Raw records:
****
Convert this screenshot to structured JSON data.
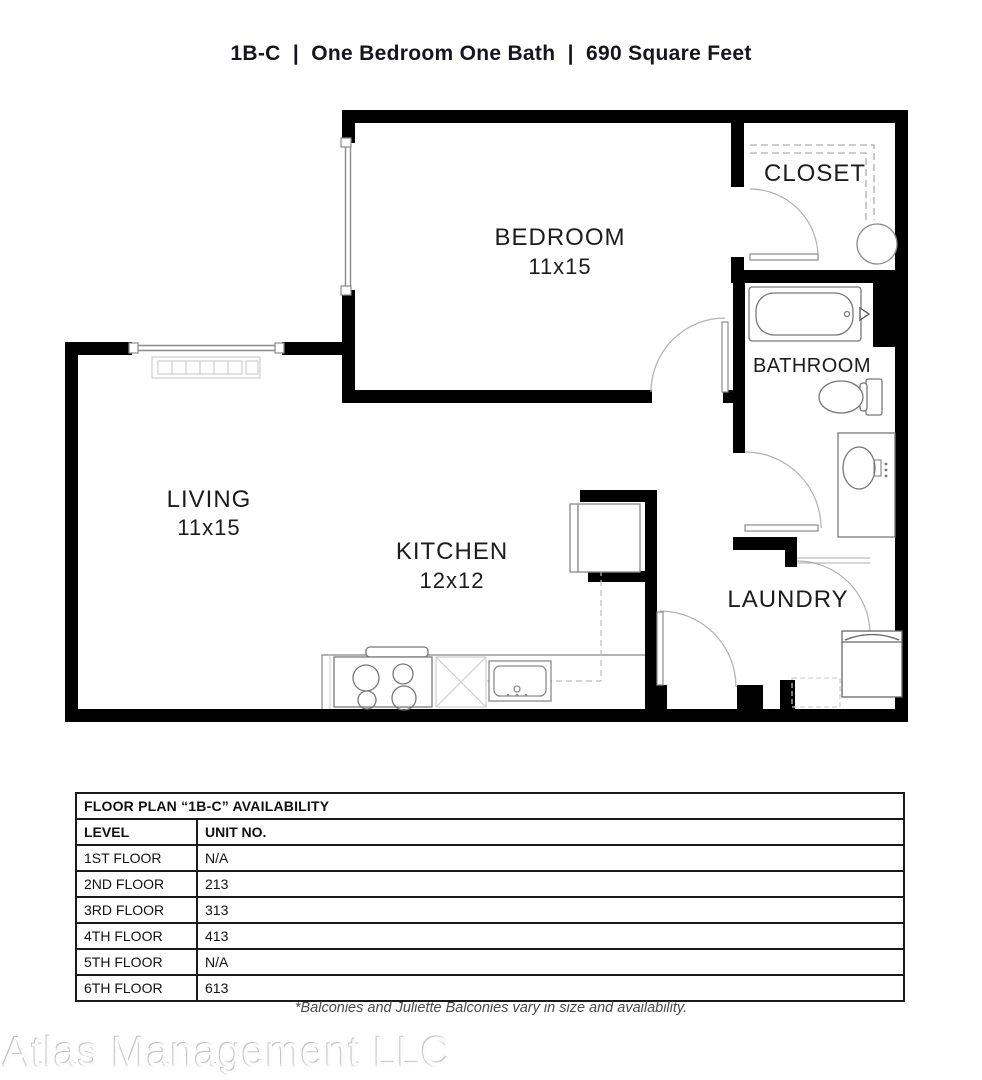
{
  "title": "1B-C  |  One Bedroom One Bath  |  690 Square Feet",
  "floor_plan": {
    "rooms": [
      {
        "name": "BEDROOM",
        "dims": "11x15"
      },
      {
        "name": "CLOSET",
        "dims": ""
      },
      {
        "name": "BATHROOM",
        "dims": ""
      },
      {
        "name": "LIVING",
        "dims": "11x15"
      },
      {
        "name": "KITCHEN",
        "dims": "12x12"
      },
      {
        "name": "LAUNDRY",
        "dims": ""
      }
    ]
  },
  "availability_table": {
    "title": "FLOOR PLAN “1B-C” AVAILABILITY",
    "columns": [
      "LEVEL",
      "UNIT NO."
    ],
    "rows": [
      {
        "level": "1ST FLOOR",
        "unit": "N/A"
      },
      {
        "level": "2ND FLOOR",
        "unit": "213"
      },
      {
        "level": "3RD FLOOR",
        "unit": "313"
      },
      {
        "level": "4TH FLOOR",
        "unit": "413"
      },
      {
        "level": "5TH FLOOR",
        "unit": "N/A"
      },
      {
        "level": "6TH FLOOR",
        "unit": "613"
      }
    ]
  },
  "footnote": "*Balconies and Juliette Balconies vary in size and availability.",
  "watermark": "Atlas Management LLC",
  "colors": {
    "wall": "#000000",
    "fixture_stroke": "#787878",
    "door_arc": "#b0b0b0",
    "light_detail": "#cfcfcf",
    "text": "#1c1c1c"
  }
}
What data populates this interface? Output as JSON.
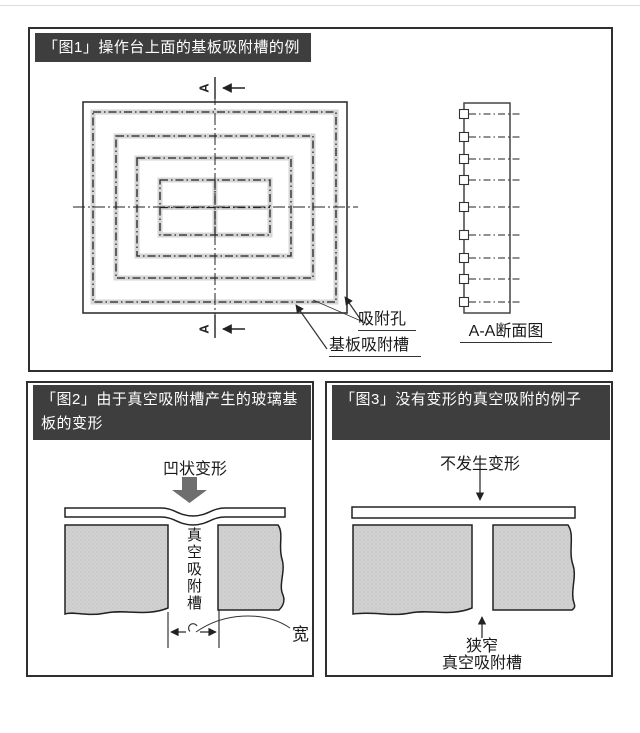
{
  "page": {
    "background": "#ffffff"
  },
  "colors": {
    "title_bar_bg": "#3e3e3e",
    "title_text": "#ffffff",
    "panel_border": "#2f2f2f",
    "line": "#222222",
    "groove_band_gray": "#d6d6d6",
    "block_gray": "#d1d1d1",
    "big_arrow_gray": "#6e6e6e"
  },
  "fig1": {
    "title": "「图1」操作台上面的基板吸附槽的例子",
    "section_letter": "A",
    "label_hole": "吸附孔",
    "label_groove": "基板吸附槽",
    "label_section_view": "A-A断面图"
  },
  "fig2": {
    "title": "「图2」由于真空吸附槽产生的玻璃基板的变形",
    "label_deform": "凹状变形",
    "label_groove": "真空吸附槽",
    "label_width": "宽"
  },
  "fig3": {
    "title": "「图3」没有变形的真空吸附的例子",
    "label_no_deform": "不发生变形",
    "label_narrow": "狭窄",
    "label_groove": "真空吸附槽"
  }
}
****
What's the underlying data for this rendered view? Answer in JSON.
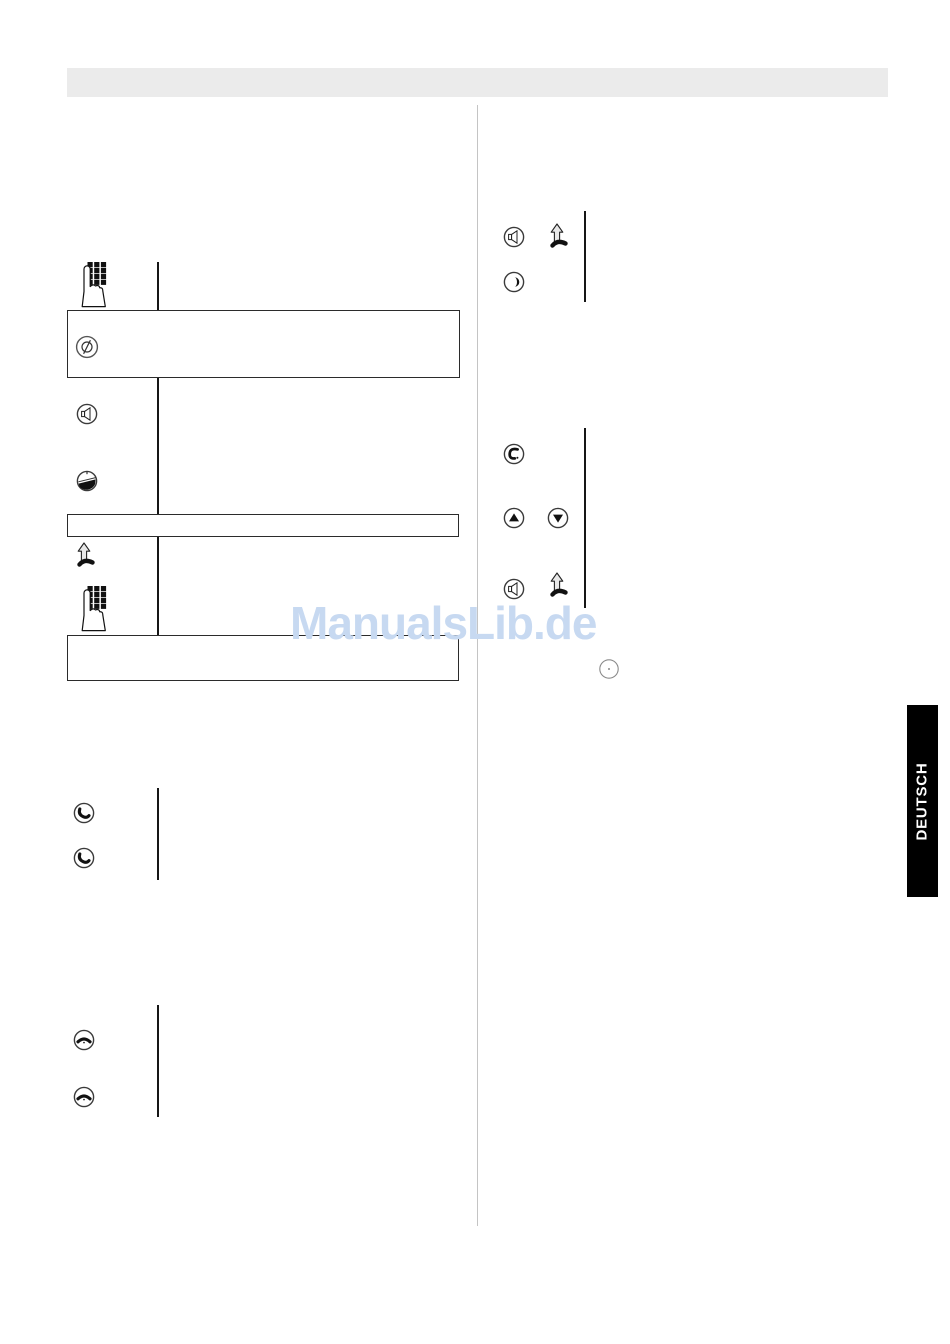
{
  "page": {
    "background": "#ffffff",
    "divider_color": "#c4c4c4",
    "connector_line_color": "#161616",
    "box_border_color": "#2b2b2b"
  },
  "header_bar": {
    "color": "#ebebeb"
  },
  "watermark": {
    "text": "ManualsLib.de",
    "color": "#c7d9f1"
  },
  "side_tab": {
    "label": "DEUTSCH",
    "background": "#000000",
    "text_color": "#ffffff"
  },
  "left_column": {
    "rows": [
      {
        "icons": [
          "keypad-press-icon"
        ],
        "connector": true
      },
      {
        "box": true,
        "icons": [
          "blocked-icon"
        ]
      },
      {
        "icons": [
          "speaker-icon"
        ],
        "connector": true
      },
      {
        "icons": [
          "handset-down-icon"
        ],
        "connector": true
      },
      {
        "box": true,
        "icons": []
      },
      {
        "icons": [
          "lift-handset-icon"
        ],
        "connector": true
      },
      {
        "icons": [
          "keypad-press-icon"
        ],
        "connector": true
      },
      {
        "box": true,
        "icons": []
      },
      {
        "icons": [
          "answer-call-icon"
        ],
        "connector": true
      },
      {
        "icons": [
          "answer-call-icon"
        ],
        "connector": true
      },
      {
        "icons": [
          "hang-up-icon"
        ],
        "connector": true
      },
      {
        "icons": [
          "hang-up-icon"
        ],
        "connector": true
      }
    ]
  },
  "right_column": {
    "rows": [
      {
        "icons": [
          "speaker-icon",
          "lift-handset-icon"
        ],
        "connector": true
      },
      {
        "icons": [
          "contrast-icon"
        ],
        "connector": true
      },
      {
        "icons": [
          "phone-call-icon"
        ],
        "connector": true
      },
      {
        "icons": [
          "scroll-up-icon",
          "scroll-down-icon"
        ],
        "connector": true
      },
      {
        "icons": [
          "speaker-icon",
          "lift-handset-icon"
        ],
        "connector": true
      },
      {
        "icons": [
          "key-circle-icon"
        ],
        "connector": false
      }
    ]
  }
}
****
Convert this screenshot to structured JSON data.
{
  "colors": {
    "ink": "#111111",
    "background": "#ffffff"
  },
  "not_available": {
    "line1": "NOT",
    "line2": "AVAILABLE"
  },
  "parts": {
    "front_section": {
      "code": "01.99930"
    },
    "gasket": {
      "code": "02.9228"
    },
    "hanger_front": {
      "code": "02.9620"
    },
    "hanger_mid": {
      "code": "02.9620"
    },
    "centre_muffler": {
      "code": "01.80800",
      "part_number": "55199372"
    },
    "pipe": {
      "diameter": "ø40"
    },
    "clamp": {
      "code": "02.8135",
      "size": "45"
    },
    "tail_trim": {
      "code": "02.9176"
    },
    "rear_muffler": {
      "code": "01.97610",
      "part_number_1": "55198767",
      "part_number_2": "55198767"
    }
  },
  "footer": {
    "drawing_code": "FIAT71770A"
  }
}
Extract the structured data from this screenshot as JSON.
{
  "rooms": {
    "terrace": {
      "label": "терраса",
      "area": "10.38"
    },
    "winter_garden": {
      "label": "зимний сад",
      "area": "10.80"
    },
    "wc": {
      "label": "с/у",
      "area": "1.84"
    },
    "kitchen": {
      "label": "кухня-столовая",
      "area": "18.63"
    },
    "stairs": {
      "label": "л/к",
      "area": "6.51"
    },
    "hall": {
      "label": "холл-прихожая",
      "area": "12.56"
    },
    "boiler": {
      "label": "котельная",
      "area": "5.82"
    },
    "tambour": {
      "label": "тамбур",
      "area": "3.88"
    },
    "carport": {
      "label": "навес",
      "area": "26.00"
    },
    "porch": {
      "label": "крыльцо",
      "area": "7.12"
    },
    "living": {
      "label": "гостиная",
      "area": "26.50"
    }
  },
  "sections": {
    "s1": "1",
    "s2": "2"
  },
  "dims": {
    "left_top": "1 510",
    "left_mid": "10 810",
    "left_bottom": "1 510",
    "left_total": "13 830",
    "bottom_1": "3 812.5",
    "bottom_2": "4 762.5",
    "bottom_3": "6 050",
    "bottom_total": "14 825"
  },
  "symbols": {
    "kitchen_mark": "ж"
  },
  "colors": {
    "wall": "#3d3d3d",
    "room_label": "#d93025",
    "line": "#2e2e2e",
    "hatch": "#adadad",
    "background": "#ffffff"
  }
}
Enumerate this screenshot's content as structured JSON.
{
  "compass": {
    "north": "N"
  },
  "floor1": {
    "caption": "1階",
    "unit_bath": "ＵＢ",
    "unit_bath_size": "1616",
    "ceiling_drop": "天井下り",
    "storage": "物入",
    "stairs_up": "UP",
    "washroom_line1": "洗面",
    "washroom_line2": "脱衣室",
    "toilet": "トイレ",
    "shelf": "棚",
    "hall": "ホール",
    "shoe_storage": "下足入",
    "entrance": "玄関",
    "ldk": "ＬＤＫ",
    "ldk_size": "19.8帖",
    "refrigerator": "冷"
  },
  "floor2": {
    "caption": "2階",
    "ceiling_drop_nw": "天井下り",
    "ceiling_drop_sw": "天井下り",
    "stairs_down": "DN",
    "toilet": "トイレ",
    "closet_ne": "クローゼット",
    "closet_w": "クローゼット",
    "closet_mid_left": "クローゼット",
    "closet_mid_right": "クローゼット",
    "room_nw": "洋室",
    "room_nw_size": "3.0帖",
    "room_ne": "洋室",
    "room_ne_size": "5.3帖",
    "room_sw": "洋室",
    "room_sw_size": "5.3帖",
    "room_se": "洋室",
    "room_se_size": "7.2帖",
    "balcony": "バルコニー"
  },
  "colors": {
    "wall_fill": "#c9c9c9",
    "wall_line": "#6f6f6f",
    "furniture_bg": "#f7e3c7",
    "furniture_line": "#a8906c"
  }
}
****
Stated exercise: Return only those lines of the records that contain the string "this".

The completed task:
Convert this screenshot to structured JSON data.
What data populates this interface? Output as JSON.
What's the underlying data for this rendered view? Answer in JSON.
Convert this screenshot to structured JSON data.
Extract the structured data from this screenshot as JSON.
Enumerate this screenshot's content as structured JSON.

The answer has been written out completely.